━━ Dataset content ━━

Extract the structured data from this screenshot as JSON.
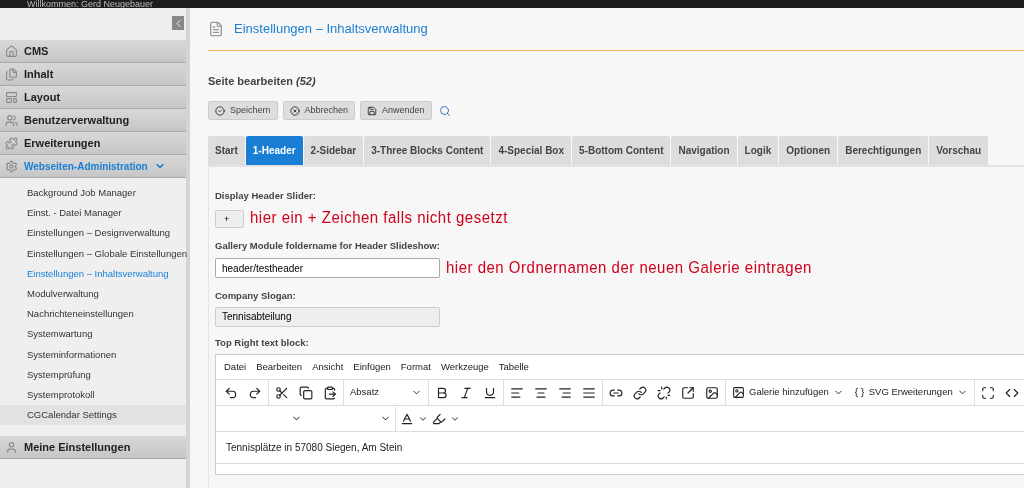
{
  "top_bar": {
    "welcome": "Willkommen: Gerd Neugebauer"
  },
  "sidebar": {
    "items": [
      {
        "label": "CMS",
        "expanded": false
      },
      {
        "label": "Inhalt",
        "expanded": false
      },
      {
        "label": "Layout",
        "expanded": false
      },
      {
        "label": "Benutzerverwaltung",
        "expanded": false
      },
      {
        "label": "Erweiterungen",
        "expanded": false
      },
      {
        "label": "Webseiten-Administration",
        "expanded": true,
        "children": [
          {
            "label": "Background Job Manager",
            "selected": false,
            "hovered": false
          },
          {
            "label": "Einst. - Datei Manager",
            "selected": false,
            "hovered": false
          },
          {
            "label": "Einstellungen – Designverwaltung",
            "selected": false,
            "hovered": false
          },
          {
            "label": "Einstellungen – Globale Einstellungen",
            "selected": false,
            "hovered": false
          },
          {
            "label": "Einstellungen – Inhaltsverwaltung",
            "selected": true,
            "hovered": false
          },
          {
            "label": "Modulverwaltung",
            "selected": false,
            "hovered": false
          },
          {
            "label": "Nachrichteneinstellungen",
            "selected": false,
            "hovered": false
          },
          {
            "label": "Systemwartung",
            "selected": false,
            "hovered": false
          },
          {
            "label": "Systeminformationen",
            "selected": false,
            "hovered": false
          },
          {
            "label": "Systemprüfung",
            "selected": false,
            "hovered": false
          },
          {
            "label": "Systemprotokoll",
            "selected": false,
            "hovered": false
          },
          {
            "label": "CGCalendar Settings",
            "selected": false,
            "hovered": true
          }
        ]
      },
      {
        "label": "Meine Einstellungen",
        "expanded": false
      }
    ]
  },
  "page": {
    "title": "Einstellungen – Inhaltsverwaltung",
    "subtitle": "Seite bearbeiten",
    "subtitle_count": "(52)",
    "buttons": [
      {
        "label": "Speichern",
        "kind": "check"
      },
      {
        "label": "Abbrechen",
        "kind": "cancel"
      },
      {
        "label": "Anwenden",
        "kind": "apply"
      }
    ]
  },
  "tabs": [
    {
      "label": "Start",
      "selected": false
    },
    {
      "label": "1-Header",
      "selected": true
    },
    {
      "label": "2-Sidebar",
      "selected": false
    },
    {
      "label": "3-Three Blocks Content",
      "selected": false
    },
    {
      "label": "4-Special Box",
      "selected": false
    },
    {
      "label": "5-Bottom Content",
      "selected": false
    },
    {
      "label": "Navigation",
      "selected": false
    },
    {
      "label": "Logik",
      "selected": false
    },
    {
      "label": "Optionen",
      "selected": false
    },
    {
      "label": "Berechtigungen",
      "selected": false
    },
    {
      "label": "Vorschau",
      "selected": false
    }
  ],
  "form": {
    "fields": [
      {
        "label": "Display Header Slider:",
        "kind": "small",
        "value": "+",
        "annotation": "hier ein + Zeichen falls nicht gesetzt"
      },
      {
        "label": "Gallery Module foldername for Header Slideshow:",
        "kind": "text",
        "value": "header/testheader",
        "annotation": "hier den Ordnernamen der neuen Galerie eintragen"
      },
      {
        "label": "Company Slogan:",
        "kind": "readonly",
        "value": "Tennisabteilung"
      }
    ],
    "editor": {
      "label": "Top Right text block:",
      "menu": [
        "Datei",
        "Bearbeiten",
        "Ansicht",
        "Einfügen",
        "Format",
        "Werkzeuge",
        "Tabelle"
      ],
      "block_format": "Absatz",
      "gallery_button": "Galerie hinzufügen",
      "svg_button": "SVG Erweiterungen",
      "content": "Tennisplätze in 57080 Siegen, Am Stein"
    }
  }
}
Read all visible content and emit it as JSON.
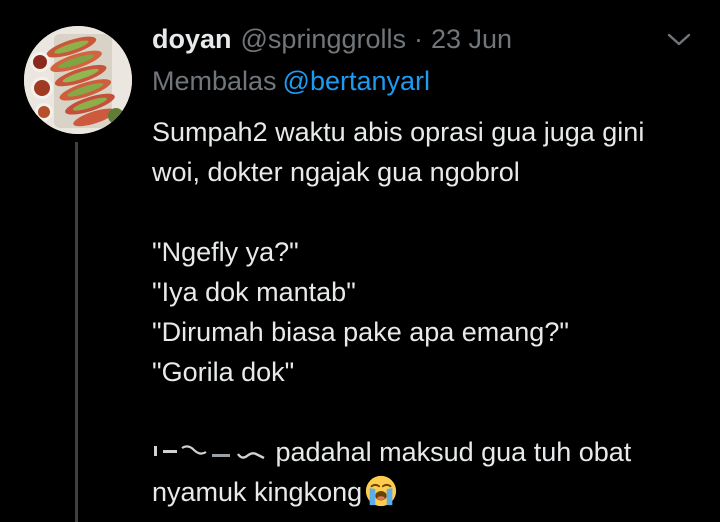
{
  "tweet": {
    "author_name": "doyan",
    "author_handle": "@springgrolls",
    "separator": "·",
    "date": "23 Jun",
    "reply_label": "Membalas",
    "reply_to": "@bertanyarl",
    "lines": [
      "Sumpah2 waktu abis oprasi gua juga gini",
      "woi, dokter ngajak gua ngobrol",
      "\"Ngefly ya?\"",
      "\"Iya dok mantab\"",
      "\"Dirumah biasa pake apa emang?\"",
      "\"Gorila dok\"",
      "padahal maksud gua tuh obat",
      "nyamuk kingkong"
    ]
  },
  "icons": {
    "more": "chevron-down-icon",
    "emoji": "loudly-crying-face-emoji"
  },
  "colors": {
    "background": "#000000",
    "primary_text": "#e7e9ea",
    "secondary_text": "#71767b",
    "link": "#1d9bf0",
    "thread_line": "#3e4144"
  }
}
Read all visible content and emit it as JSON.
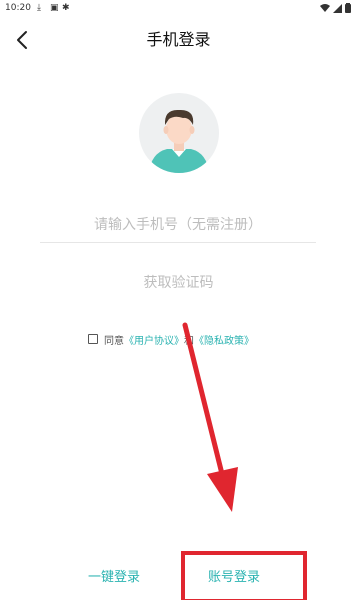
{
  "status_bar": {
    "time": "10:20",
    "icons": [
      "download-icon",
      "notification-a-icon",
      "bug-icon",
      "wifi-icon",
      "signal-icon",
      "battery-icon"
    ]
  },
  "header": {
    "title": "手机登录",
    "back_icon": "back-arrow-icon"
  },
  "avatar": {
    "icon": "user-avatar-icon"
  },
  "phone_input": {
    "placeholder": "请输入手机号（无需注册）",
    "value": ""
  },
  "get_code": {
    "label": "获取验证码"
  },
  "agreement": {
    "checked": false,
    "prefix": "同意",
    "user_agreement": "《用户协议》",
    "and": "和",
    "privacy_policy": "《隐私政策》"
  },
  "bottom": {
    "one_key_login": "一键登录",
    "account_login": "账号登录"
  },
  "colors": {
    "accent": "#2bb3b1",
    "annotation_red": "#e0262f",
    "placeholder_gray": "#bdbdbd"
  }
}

━━━

= Task details =
Copy the entries exactly. Leave out the images.

= Output for this task =
Extract the structured data from this screenshot as JSON.
{
  "top_bar": {
    "welcome": "Willkommen: Gerd Neugebauer"
  },
  "sidebar": {
    "items": [
      {
        "label": "CMS",
        "expanded": false
      },
      {
        "label": "Inhalt",
        "expanded": false
      },
      {
        "label": "Layout",
        "expanded": false
      },
      {
        "label": "Benutzerverwaltung",
        "expanded": false
      },
      {
        "label": "Erweiterungen",
        "expanded": false
      },
      {
        "label": "Webseiten-Administration",
        "expanded": true,
        "children": [
          {
            "label": "Background Job Manager",
            "selected": false,
            "hovered": false
          },
          {
            "label": "Einst. - Datei Manager",
            "selected": false,
            "hovered": false
          },
          {
            "label": "Einstellungen – Designverwaltung",
            "selected": false,
            "hovered": false
          },
          {
            "label": "Einstellungen – Globale Einstellungen",
            "selected": false,
            "hovered": false
          },
          {
            "label": "Einstellungen – Inhaltsverwaltung",
            "selected": true,
            "hovered": false
          },
          {
            "label": "Modulverwaltung",
            "selected": false,
            "hovered": false
          },
          {
            "label": "Nachrichteneinstellungen",
            "selected": false,
            "hovered": false
          },
          {
            "label": "Systemwartung",
            "selected": false,
            "hovered": false
          },
          {
            "label": "Systeminformationen",
            "selected": false,
            "hovered": false
          },
          {
            "label": "Systemprüfung",
            "selected": false,
            "hovered": false
          },
          {
            "label": "Systemprotokoll",
            "selected": false,
            "hovered": false
          },
          {
            "label": "CGCalendar Settings",
            "selected": false,
            "hovered": true
          }
        ]
      },
      {
        "label": "Meine Einstellungen",
        "expanded": false
      }
    ]
  },
  "page": {
    "title": "Einstellungen – Inhaltsverwaltung",
    "subtitle": "Seite bearbeiten",
    "subtitle_count": "(52)",
    "buttons": [
      {
        "label": "Speichern",
        "kind": "check"
      },
      {
        "label": "Abbrechen",
        "kind": "cancel"
      },
      {
        "label": "Anwenden",
        "kind": "apply"
      }
    ]
  },
  "tabs": [
    {
      "label": "Start",
      "selected": false
    },
    {
      "label": "1-Header",
      "selected": true
    },
    {
      "label": "2-Sidebar",
      "selected": false
    },
    {
      "label": "3-Three Blocks Content",
      "selected": false
    },
    {
      "label": "4-Special Box",
      "selected": false
    },
    {
      "label": "5-Bottom Content",
      "selected": false
    },
    {
      "label": "Navigation",
      "selected": false
    },
    {
      "label": "Logik",
      "selected": false
    },
    {
      "label": "Optionen",
      "selected": false
    },
    {
      "label": "Berechtigungen",
      "selected": false
    },
    {
      "label": "Vorschau",
      "selected": false
    }
  ],
  "form": {
    "fields": [
      {
        "label": "Display Header Slider:",
        "kind": "small",
        "value": "+",
        "annotation": "hier ein + Zeichen falls nicht gesetzt"
      },
      {
        "label": "Gallery Module foldername for Header Slideshow:",
        "kind": "text",
        "value": "header/testheader",
        "annotation": "hier den Ordnernamen der neuen Galerie eintragen"
      },
      {
        "label": "Company Slogan:",
        "kind": "readonly",
        "value": "Tennisabteilung"
      }
    ],
    "editor": {
      "label": "Top Right text block:",
      "menu": [
        "Datei",
        "Bearbeiten",
        "Ansicht",
        "Einfügen",
        "Format",
        "Werkzeuge",
        "Tabelle"
      ],
      "block_format": "Absatz",
      "gallery_button": "Galerie hinzufügen",
      "svg_button": "SVG Erweiterungen",
      "content": "Tennisplätze in 57080 Siegen, Am Stein"
    }
  }
}
Read all visible content and emit it as JSON.
{
  "tweet": {
    "author_name": "doyan",
    "author_handle": "@springgrolls",
    "separator": "·",
    "date": "23 Jun",
    "reply_label": "Membalas",
    "reply_to": "@bertanyarl",
    "lines": [
      "Sumpah2 waktu abis oprasi gua juga gini",
      "woi, dokter ngajak gua ngobrol",
      "\"Ngefly ya?\"",
      "\"Iya dok mantab\"",
      "\"Dirumah biasa pake apa emang?\"",
      "\"Gorila dok\"",
      "padahal maksud gua tuh obat",
      "nyamuk kingkong"
    ]
  },
  "icons": {
    "more": "chevron-down-icon",
    "emoji": "loudly-crying-face-emoji"
  },
  "colors": {
    "background": "#000000",
    "primary_text": "#e7e9ea",
    "secondary_text": "#71767b",
    "link": "#1d9bf0",
    "thread_line": "#3e4144"
  }
}
Read all visible content and emit it as JSON.
{
  "status_bar": {
    "time": "10:20",
    "icons": [
      "download-icon",
      "notification-a-icon",
      "bug-icon",
      "wifi-icon",
      "signal-icon",
      "battery-icon"
    ]
  },
  "header": {
    "title": "手机登录",
    "back_icon": "back-arrow-icon"
  },
  "avatar": {
    "icon": "user-avatar-icon"
  },
  "phone_input": {
    "placeholder": "请输入手机号（无需注册）",
    "value": ""
  },
  "get_code": {
    "label": "获取验证码"
  },
  "agreement": {
    "checked": false,
    "prefix": "同意",
    "user_agreement": "《用户协议》",
    "and": "和",
    "privacy_policy": "《隐私政策》"
  },
  "bottom": {
    "one_key_login": "一键登录",
    "account_login": "账号登录"
  },
  "colors": {
    "accent": "#2bb3b1",
    "annotation_red": "#e0262f",
    "placeholder_gray": "#bdbdbd"
  }
}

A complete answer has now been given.